Records from a data collection:
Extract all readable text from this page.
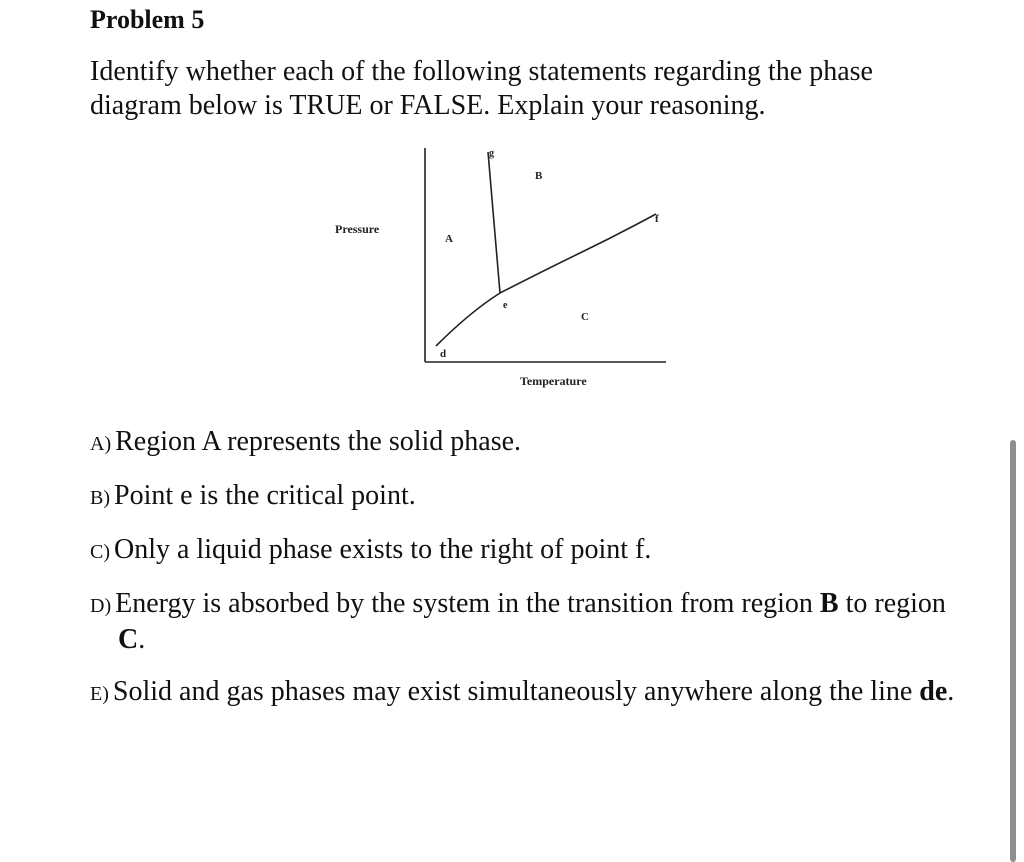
Problem 5

Identify whether each of the following statements regarding the phase
diagram below is TRUE or FALSE. Explain your reasoning.

Pressure
Temperature
A
B
C
d
e
f
g
A) Region A represents the solid phase.
B) Point e is the critical point.
C) Only a liquid phase exists to the right of point f.
D) Energy is absorbed by the system in the transition from region B to region C.
E) Solid and gas phases may exist simultaneously anywhere along the line de.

▶ [Exercise goal]: Quote the entries above word for word. Leave the images out.

▶ [Output of the task]:
Extract all readable text from this page.
Problem 5

Identify whether each of the following statements regarding the phase
diagram below is TRUE or FALSE. Explain your reasoning.

Pressure
Temperature
A
B
C
d
e
f
g
A) Region A represents the solid phase.
B) Point e is the critical point.
C) Only a liquid phase exists to the right of point f.
D) Energy is absorbed by the system in the transition from region B to region C.
E) Solid and gas phases may exist simultaneously anywhere along the line de.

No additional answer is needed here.